Below are some entries. Copy each line that holds the string "утрате".

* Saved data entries
==================================================
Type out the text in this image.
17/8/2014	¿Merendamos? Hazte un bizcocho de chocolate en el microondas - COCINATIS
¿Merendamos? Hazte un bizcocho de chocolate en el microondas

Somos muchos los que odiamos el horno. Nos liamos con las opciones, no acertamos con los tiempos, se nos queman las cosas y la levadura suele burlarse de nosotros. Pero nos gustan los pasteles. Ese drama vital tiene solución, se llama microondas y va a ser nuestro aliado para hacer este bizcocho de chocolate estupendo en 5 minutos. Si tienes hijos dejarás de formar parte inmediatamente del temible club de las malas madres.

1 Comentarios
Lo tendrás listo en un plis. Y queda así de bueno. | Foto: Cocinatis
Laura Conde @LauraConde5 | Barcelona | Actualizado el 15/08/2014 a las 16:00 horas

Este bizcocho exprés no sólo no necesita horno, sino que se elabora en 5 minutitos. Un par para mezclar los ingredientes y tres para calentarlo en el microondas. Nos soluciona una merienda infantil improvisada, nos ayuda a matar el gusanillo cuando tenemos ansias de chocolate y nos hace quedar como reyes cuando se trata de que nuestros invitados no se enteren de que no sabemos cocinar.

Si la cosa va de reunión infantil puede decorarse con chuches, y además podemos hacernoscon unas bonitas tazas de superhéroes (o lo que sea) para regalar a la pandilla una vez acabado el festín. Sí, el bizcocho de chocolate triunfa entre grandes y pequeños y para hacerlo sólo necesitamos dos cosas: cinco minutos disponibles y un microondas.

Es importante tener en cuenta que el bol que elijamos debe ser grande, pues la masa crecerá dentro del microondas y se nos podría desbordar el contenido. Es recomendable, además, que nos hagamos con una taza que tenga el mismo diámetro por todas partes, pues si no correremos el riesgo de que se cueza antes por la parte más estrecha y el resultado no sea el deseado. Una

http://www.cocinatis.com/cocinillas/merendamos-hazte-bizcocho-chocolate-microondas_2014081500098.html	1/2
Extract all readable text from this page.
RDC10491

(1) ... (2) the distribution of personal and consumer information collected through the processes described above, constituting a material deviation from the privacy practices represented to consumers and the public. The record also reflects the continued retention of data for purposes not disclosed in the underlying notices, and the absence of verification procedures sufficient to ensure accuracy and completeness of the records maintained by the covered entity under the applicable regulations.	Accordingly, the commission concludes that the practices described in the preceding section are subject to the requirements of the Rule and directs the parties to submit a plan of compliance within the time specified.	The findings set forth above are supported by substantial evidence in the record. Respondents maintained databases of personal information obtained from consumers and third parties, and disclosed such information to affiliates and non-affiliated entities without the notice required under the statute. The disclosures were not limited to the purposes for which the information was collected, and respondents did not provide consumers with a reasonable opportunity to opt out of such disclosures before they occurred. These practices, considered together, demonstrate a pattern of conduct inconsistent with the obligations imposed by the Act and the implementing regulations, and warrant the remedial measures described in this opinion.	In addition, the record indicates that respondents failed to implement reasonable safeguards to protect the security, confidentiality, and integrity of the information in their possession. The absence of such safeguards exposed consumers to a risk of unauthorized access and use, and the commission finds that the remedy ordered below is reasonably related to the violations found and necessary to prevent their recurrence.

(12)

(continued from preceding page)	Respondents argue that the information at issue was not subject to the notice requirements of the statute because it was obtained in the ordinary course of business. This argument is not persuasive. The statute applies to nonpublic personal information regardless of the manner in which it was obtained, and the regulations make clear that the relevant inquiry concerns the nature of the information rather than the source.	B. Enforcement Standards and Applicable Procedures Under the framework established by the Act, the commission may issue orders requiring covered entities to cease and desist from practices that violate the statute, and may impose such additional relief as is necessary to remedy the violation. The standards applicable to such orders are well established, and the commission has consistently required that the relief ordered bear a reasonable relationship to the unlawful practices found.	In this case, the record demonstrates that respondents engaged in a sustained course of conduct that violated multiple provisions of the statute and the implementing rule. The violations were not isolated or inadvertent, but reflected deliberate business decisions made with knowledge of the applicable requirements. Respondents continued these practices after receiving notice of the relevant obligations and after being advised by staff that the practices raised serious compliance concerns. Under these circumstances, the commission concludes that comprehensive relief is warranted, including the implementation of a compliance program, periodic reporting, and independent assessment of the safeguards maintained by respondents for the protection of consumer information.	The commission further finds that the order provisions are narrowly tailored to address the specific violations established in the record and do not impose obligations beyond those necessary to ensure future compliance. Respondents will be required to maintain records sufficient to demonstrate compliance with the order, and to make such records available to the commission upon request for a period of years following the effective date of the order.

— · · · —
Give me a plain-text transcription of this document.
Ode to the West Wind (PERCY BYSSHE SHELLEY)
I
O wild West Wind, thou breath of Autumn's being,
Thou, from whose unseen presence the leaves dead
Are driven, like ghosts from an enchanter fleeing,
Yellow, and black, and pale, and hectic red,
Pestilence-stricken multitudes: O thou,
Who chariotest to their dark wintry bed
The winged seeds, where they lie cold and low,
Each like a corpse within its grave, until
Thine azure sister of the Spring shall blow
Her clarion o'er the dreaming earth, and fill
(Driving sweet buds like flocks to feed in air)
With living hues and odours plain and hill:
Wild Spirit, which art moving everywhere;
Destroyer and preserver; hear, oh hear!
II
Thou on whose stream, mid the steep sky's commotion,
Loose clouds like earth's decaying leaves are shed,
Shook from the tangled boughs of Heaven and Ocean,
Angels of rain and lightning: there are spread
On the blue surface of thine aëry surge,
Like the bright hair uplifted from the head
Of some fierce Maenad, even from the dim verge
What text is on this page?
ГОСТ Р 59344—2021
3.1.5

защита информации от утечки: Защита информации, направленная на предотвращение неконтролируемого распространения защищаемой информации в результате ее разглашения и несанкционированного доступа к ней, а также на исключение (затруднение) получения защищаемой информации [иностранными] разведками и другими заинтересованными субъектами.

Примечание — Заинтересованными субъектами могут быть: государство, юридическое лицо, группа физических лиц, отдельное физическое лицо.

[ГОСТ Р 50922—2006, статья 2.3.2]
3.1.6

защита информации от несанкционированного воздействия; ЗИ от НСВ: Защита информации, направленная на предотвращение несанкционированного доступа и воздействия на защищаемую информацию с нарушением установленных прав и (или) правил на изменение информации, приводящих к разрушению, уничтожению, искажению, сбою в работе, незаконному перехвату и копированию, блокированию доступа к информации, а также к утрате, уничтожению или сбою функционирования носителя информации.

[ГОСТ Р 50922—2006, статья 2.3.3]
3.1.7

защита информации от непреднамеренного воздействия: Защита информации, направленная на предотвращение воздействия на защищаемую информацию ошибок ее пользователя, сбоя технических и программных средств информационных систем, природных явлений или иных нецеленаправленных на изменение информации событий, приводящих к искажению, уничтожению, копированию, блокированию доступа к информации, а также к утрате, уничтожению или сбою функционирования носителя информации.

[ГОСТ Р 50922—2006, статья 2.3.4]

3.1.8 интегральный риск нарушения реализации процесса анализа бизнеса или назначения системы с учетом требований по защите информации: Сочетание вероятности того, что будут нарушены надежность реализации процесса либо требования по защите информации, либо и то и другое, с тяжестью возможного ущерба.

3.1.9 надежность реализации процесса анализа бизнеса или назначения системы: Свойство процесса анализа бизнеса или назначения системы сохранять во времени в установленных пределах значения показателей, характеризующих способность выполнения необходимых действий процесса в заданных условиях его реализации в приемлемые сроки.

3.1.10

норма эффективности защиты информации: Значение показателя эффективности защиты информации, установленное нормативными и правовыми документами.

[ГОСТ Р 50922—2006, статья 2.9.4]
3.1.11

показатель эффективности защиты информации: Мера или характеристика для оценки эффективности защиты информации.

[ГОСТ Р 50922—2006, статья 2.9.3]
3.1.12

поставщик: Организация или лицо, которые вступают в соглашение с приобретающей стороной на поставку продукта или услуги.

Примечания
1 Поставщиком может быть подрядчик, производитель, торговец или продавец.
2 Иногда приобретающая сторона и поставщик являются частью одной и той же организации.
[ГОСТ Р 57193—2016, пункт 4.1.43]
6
==================================================
* RESPONSE BELOW
защита информации от несанкционированного воздействия; ЗИ от НСВ: Защита информации, направленная на предотвращение несанкционированного доступа и воздействия на защищаемую информацию с нарушением установленных прав и (или) правил на изменение информации, приводящих к разрушению, уничтожению, искажению, сбою в работе, незаконному перехвату и копированию, блокированию доступа к информации, а также к утрате, уничтожению или сбою функционирования носителя информации.
защита информации от непреднамеренного воздействия: Защита информации, направленная на предотвращение воздействия на защищаемую информацию ошибок ее пользователя, сбоя технических и программных средств информационных систем, природных явлений или иных нецеленаправленных на изменение информации событий, приводящих к искажению, уничтожению, копированию, блокированию доступа к информации, а также к утрате, уничтожению или сбою функционирования носителя информации.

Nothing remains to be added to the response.